(Records from a data source)
>>

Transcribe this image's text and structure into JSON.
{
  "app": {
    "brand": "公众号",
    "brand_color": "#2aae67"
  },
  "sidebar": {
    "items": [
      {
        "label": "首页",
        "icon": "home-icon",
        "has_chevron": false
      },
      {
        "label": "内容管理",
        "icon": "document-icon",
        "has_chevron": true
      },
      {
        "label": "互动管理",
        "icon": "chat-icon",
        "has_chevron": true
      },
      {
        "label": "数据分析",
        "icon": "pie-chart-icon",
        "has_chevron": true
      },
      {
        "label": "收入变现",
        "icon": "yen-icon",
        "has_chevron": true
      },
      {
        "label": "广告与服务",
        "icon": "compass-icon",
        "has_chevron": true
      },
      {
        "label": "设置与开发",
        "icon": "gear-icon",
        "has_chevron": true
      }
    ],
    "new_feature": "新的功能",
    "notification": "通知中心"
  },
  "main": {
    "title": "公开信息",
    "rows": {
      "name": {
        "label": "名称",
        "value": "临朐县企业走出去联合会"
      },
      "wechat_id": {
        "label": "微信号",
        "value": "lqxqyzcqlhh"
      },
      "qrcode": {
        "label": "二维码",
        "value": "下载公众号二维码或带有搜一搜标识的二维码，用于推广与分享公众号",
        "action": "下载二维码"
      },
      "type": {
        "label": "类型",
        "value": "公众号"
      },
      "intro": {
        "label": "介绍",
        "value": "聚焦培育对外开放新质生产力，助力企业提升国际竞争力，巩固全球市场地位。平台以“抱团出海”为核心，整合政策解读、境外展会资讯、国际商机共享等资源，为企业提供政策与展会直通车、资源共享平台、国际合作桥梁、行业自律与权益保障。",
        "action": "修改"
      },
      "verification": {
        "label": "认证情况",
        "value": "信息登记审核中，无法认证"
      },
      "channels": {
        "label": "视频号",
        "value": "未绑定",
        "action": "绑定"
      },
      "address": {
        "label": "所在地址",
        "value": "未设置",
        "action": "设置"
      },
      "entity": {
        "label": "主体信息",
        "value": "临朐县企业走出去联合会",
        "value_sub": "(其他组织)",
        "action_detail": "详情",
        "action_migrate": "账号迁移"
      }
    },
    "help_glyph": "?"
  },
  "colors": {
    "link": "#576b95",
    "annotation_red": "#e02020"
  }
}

<<

■ Directions: Repeat the material above in full, keeping every word.

■ Task answer:
Transcribe this image's text and structure into JSON.
{
  "app": {
    "brand": "公众号",
    "brand_color": "#2aae67"
  },
  "sidebar": {
    "items": [
      {
        "label": "首页",
        "icon": "home-icon",
        "has_chevron": false
      },
      {
        "label": "内容管理",
        "icon": "document-icon",
        "has_chevron": true
      },
      {
        "label": "互动管理",
        "icon": "chat-icon",
        "has_chevron": true
      },
      {
        "label": "数据分析",
        "icon": "pie-chart-icon",
        "has_chevron": true
      },
      {
        "label": "收入变现",
        "icon": "yen-icon",
        "has_chevron": true
      },
      {
        "label": "广告与服务",
        "icon": "compass-icon",
        "has_chevron": true
      },
      {
        "label": "设置与开发",
        "icon": "gear-icon",
        "has_chevron": true
      }
    ],
    "new_feature": "新的功能",
    "notification": "通知中心"
  },
  "main": {
    "title": "公开信息",
    "rows": {
      "name": {
        "label": "名称",
        "value": "临朐县企业走出去联合会"
      },
      "wechat_id": {
        "label": "微信号",
        "value": "lqxqyzcqlhh"
      },
      "qrcode": {
        "label": "二维码",
        "value": "下载公众号二维码或带有搜一搜标识的二维码，用于推广与分享公众号",
        "action": "下载二维码"
      },
      "type": {
        "label": "类型",
        "value": "公众号"
      },
      "intro": {
        "label": "介绍",
        "value": "聚焦培育对外开放新质生产力，助力企业提升国际竞争力，巩固全球市场地位。平台以“抱团出海”为核心，整合政策解读、境外展会资讯、国际商机共享等资源，为企业提供政策与展会直通车、资源共享平台、国际合作桥梁、行业自律与权益保障。",
        "action": "修改"
      },
      "verification": {
        "label": "认证情况",
        "value": "信息登记审核中，无法认证"
      },
      "channels": {
        "label": "视频号",
        "value": "未绑定",
        "action": "绑定"
      },
      "address": {
        "label": "所在地址",
        "value": "未设置",
        "action": "设置"
      },
      "entity": {
        "label": "主体信息",
        "value": "临朐县企业走出去联合会",
        "value_sub": "(其他组织)",
        "action_detail": "详情",
        "action_migrate": "账号迁移"
      }
    },
    "help_glyph": "?"
  },
  "colors": {
    "link": "#576b95",
    "annotation_red": "#e02020"
  }
}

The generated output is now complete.